<<<<

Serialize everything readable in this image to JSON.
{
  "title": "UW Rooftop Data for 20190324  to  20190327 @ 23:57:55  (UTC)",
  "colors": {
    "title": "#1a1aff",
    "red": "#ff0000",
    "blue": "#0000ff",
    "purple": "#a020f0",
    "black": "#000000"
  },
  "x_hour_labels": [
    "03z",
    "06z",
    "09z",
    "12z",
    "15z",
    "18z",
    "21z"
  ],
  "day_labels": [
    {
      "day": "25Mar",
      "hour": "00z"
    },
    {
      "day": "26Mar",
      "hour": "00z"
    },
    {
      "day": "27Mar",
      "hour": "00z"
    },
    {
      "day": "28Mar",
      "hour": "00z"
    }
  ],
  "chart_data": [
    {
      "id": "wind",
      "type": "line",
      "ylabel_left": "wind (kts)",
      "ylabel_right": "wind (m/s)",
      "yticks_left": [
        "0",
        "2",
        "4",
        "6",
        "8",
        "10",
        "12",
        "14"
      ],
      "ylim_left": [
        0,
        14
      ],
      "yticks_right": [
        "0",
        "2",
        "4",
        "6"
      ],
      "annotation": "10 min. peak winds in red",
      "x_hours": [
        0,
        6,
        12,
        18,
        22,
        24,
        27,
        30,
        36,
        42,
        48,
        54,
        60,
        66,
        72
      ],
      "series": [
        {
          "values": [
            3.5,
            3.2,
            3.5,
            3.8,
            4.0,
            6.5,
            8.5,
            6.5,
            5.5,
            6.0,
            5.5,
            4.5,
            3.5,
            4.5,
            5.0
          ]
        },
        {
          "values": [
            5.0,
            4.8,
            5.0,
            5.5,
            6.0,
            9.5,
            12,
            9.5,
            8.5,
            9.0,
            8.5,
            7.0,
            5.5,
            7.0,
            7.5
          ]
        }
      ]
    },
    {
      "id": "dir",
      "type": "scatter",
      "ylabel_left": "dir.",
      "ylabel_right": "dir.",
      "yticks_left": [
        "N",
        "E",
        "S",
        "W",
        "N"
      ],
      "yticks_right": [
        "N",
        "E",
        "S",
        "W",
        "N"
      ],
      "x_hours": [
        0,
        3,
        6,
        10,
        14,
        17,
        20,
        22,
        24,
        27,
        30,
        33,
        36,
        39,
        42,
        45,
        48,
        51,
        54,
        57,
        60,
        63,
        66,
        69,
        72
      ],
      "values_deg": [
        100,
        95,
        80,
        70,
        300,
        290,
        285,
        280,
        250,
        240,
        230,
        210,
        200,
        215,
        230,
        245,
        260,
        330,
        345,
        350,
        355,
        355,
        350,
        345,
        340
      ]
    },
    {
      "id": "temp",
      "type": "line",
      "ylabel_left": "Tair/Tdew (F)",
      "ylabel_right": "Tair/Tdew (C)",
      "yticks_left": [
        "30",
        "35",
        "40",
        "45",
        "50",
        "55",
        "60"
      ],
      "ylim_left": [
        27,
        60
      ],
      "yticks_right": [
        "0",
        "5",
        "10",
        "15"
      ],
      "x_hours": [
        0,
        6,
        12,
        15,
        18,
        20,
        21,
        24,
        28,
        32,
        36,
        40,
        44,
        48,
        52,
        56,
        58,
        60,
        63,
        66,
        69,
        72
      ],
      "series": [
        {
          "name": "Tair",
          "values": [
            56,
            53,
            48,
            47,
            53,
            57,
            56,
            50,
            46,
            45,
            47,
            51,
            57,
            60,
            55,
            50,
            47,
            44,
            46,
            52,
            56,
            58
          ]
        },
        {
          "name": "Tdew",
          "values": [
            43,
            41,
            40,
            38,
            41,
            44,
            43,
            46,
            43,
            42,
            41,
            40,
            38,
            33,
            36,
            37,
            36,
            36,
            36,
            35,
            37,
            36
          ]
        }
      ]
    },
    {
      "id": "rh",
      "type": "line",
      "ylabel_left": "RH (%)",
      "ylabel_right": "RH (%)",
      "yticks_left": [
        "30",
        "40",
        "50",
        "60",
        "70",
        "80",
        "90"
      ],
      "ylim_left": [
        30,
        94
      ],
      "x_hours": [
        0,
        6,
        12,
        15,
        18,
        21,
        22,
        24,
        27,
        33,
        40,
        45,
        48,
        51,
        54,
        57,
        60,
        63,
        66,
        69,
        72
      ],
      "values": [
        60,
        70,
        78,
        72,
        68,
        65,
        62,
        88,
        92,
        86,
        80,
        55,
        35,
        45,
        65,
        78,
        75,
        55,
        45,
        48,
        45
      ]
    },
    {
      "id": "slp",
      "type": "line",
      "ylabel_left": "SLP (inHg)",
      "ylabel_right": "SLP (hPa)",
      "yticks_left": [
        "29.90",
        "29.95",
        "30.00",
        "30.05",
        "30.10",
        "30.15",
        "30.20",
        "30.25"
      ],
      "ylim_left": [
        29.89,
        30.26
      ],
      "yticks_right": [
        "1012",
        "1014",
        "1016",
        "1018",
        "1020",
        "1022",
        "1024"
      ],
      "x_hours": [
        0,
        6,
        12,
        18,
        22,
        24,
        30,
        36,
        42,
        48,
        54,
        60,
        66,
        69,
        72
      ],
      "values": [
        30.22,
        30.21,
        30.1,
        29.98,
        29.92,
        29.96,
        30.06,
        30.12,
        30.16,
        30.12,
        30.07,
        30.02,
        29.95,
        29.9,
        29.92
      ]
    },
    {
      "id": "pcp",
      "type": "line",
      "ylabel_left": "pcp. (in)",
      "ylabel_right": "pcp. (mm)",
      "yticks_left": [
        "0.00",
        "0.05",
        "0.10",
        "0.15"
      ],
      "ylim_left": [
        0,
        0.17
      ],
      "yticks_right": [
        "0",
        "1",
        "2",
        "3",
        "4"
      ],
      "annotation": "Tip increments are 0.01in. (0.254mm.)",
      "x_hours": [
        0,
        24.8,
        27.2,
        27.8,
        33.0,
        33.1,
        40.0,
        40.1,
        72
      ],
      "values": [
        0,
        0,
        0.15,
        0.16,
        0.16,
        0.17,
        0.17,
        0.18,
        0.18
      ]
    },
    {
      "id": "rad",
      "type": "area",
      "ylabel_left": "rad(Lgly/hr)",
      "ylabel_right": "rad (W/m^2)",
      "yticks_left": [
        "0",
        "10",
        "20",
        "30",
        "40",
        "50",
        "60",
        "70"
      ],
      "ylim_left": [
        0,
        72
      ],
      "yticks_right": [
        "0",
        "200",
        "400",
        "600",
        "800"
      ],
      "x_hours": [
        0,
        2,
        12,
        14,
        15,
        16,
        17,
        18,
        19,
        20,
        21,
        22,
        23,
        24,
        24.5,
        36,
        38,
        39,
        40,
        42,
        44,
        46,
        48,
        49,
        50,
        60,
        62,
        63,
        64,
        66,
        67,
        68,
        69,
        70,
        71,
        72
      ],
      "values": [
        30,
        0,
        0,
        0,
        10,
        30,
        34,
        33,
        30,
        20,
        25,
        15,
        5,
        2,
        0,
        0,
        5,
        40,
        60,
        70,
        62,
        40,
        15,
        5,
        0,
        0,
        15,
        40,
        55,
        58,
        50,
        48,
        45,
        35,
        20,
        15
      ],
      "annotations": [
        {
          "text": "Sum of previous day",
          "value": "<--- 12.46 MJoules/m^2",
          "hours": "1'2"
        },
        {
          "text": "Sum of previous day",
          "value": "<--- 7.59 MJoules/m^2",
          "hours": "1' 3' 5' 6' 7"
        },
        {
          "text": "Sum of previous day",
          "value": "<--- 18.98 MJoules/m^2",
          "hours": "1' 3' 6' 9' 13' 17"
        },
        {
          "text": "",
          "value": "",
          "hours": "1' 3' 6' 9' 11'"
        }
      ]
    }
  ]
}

>>>>

• Work instructions
Work through the records line by line and tally those holding "MJoules". Reply with the number alone.

• Written solution
3